- [Records]
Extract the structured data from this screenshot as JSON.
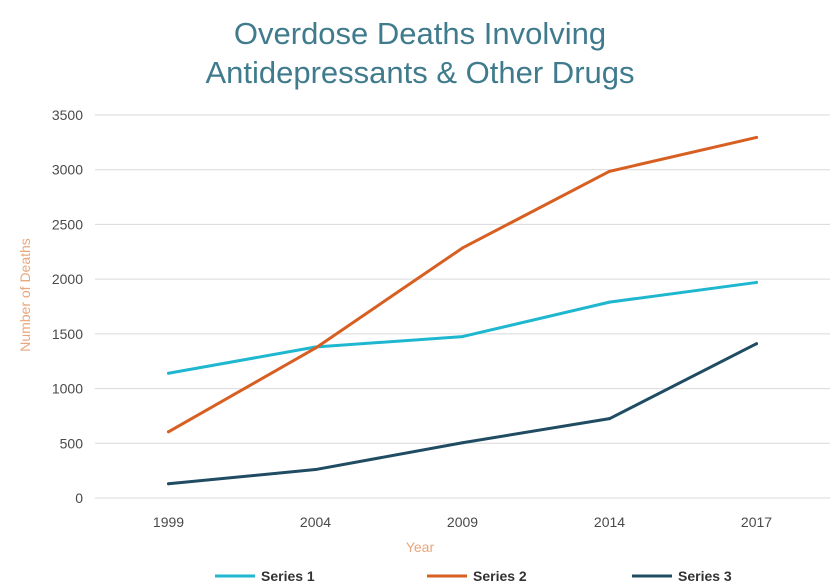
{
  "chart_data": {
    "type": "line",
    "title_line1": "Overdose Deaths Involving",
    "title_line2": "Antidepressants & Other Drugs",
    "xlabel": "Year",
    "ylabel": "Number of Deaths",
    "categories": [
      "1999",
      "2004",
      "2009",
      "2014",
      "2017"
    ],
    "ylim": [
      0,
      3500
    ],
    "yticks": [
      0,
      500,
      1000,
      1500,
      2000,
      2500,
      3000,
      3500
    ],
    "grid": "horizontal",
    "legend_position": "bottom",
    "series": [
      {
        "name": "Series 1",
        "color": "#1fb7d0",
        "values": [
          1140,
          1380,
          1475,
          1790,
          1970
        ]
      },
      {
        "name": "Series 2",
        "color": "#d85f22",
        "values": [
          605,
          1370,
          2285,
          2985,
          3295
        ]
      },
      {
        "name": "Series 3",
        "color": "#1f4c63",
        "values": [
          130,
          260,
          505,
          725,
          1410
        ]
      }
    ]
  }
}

---

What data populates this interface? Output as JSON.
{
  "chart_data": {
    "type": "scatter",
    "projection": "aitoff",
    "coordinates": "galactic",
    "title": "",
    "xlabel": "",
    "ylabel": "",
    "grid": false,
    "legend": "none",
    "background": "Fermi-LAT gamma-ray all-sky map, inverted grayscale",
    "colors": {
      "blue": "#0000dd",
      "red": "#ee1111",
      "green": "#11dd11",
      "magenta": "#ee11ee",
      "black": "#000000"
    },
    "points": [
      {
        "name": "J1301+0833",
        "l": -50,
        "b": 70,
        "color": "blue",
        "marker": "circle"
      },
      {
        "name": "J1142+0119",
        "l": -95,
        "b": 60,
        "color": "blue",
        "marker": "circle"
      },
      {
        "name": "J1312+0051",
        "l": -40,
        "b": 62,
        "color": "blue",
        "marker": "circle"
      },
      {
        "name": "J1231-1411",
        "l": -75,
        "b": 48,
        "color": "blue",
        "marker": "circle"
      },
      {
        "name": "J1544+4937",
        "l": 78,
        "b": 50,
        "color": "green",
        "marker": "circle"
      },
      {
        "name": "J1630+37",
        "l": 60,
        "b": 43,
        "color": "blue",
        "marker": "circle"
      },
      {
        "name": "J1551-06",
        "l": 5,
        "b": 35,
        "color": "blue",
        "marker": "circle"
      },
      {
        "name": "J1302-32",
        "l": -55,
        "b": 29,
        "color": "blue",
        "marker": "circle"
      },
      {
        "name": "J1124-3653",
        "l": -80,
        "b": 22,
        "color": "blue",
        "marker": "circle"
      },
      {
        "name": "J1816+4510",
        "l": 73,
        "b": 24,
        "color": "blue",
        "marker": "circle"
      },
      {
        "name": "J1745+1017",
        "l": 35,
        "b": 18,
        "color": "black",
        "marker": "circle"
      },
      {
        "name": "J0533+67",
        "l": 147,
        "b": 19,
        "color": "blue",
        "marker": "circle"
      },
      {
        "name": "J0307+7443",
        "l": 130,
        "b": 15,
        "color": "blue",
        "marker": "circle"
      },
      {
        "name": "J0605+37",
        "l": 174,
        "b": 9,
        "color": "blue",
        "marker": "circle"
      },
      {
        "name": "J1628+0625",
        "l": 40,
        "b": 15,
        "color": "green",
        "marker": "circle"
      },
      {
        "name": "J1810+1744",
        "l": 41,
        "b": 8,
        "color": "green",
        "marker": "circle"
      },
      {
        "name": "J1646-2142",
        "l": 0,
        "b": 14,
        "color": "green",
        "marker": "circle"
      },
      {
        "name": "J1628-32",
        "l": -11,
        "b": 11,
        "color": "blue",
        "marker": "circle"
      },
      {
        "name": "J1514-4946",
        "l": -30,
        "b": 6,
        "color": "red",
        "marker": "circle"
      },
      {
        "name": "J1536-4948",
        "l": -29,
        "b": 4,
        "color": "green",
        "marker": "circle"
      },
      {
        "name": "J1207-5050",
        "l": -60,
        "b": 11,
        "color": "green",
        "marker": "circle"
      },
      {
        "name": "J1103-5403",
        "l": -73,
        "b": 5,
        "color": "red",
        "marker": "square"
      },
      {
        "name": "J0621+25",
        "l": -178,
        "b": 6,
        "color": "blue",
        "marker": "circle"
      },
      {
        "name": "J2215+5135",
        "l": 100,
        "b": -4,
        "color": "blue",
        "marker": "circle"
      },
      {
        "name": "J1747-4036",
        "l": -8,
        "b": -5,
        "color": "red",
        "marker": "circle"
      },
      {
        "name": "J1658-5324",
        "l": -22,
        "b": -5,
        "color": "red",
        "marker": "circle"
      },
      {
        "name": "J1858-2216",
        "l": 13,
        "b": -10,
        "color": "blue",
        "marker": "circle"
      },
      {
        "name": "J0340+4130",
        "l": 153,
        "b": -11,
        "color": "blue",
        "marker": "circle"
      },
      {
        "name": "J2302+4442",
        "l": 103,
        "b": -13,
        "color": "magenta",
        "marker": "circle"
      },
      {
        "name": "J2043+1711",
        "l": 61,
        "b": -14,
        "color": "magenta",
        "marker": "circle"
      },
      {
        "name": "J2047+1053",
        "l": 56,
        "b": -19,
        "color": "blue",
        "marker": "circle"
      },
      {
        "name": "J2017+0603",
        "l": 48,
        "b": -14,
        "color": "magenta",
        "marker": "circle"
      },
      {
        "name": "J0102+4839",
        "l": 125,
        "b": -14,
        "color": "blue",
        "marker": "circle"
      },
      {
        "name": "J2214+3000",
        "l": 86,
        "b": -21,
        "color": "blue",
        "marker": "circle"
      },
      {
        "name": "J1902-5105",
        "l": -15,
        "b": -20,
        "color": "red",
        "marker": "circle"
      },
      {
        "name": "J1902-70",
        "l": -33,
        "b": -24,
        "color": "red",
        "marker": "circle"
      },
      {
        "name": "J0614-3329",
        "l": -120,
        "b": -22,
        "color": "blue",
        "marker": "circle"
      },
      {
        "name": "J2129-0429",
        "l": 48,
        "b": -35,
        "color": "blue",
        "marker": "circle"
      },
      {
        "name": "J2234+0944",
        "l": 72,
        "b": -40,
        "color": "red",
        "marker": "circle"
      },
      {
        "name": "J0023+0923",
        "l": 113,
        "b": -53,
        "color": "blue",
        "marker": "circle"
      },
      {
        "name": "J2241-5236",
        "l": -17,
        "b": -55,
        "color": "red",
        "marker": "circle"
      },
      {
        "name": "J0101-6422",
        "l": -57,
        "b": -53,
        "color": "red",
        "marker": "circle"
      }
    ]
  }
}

- [Work required]
Locate the word "Deaths" in the records above, and return each line that has it.

- [Solved exercise]
    "title_line1": "Overdose Deaths Involving",
    "ylabel": "Number of Deaths",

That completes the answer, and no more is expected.